EXCERPT PROVIDED:
Healthcare 2022, 10(9), 1621; https://doi.org/10.3390/healthcare10091621
Submission received: 20 July 2022 / Revised: 19 August 2022 / Accepted: 23 August 2022 / Published: 25 August 2022
(This article belongs to the Special Issue Redefining the Unmet Needs in Healthcare and the Regulatory Challenge)
Versions Notes

Abstract

:
Thyroid cancer (TC) is the most common malignancy of the endocrine system that affects the thyroid gland. It is usually treatable and, in most cases, curable. The central issues are how to improve knowledge on TC, to accurately identify cases at an early stage that can benefit from effective intervention, optimise therapy, and reduce the risk of overdiagnosis and unnecessary treatment. Questions remain about management, about treating all patients in referral centres, and about which treatment should be proposed to any individual patient and how this can be optimised. The European Alliance for Personalised Medicine (EAPM) hosted an expert panel discussion to elucidate some of the challenges, and to identify possible steps towards effective responses at the EU and member state level, particularly in the context of the opportunities in the European Union’s evolving initiatives—notably its Beating Cancer Plan, its Cancer Mission, and its research funding programmes. Recommendations emerging from the panel focus on improved infrastructure and funding, and on promoting multi-stakeholder collaboration between national and European initiatives to complement, support, and mutually reinforce efforts to improve patient care.

GIVEN ENTRIES:
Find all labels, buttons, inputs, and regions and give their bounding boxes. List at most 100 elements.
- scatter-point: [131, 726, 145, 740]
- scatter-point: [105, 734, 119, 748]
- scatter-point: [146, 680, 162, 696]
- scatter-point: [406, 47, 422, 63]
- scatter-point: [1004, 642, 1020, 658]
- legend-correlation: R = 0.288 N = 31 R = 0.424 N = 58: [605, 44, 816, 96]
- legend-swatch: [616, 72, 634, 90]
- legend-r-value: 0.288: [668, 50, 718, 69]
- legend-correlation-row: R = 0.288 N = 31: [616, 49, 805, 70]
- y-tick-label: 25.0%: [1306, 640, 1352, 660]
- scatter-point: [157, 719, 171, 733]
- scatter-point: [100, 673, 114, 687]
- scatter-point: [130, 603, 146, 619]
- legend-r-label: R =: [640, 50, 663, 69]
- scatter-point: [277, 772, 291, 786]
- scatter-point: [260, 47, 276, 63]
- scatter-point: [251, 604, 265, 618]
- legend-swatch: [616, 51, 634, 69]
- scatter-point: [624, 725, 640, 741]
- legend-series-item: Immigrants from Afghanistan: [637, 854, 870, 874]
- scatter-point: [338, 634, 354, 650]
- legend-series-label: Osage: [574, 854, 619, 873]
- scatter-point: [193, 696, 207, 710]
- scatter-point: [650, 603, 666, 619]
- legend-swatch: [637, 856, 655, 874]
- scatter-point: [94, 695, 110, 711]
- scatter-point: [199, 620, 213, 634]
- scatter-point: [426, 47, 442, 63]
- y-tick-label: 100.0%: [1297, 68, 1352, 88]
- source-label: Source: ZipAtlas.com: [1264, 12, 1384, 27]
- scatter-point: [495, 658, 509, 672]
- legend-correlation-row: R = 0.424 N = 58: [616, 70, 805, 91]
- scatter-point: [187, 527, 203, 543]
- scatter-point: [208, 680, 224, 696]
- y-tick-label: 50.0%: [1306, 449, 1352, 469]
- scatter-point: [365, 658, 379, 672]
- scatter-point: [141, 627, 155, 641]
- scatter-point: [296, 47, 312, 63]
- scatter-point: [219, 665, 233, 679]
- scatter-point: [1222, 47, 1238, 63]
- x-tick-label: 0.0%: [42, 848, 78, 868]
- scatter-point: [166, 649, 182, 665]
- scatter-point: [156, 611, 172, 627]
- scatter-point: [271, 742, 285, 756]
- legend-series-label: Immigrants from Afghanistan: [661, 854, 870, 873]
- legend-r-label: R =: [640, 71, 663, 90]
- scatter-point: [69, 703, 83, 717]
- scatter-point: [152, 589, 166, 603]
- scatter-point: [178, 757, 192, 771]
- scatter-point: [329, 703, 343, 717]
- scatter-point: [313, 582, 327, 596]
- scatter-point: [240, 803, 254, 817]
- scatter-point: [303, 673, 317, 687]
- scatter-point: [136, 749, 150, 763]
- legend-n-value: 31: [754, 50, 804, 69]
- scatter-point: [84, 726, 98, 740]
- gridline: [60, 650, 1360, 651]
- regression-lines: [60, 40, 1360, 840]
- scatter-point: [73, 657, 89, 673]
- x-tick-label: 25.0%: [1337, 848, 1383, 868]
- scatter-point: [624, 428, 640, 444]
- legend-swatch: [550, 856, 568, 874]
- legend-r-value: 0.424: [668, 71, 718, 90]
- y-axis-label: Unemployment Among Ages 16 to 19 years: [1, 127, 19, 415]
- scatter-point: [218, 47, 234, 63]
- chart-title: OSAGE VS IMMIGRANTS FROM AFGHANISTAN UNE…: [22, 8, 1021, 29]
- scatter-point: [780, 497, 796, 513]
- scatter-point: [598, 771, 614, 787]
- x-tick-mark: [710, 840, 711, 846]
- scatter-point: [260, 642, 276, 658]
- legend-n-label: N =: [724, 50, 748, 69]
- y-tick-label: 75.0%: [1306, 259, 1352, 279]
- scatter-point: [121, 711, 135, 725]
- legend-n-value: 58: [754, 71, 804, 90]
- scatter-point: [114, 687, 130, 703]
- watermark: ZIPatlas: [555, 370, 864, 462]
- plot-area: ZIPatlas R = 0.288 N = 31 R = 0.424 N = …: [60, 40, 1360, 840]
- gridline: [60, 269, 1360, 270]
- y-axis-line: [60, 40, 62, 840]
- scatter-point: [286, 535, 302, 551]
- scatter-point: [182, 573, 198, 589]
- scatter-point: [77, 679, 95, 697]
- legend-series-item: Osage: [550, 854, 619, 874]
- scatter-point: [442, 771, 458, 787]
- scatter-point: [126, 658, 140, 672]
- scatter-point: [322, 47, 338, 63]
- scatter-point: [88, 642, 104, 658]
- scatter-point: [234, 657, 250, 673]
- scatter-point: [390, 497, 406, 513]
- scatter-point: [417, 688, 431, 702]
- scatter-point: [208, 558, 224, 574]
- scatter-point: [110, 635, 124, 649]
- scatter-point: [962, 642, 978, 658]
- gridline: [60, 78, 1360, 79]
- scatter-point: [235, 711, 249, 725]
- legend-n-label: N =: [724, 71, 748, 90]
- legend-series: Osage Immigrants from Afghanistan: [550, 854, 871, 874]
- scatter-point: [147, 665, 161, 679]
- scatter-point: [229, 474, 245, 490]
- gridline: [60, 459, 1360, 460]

TASKS TO COMPLETE:
A: Name each stage in the publication history of the thyroid cancer article along with its date.
B: Answer these questions using the thyroid cancer article:
(i) Which Special Issue does the article belong to?
(ii) What does the abstract call thyroid cancer in its first sentence?
(iii) Which organization hosted the expert panel discussion?
The listing is not needed for the tasks that come after it.

RESULTS FOR THE EXERCISE:
A:
Submission received: 20 July 2022
Revised: 19 August 2022
Accepted: 23 August 2022
Published: 25 August 2022

B:
(i) Redefining the Unmet Needs in Healthcare and the Regulatory Challenge
(ii) The most common malignancy of the endocrine system that affects the thyroid gland
(iii) The European Alliance for Personalised Medicine (EAPM)